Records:
--

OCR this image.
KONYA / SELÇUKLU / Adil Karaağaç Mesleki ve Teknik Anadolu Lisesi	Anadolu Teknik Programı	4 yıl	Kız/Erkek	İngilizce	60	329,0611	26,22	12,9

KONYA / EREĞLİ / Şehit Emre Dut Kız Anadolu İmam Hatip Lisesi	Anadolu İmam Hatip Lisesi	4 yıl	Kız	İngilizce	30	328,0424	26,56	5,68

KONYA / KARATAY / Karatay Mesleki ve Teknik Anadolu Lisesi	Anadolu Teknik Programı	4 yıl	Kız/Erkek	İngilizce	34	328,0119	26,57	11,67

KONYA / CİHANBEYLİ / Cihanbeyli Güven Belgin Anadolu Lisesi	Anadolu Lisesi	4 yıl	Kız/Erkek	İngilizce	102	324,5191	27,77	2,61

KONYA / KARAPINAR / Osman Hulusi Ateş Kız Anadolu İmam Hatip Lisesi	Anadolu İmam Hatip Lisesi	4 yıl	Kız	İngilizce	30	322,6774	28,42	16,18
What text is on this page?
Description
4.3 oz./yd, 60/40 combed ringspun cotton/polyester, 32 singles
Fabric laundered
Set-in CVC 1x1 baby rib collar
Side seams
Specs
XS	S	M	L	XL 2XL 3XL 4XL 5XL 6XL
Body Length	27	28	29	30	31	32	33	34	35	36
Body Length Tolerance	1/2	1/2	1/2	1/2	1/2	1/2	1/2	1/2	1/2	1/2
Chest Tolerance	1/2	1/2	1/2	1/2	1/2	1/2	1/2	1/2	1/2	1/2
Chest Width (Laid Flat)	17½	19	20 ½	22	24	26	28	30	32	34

--

> _Your task_: Every record above needs to be repeated word for word.

> _Answer to this task_:
OCR this image.
KONYA / SELÇUKLU / Adil Karaağaç Mesleki ve Teknik Anadolu Lisesi	Anadolu Teknik Programı	4 yıl	Kız/Erkek	İngilizce	60	329,0611	26,22	12,9

KONYA / EREĞLİ / Şehit Emre Dut Kız Anadolu İmam Hatip Lisesi	Anadolu İmam Hatip Lisesi	4 yıl	Kız	İngilizce	30	328,0424	26,56	5,68

KONYA / KARATAY / Karatay Mesleki ve Teknik Anadolu Lisesi	Anadolu Teknik Programı	4 yıl	Kız/Erkek	İngilizce	34	328,0119	26,57	11,67

KONYA / CİHANBEYLİ / Cihanbeyli Güven Belgin Anadolu Lisesi	Anadolu Lisesi	4 yıl	Kız/Erkek	İngilizce	102	324,5191	27,77	2,61

KONYA / KARAPINAR / Osman Hulusi Ateş Kız Anadolu İmam Hatip Lisesi	Anadolu İmam Hatip Lisesi	4 yıl	Kız	İngilizce	30	322,6774	28,42	16,18
What text is on this page?
Description
4.3 oz./yd, 60/40 combed ringspun cotton/polyester, 32 singles
Fabric laundered
Set-in CVC 1x1 baby rib collar
Side seams
Specs
XS	S	M	L	XL 2XL 3XL 4XL 5XL 6XL
Body Length	27	28	29	30	31	32	33	34	35	36
Body Length Tolerance	1/2	1/2	1/2	1/2	1/2	1/2	1/2	1/2	1/2	1/2
Chest Tolerance	1/2	1/2	1/2	1/2	1/2	1/2	1/2	1/2	1/2	1/2
Chest Width (Laid Flat)	17½	19	20 ½	22	24	26	28	30	32	34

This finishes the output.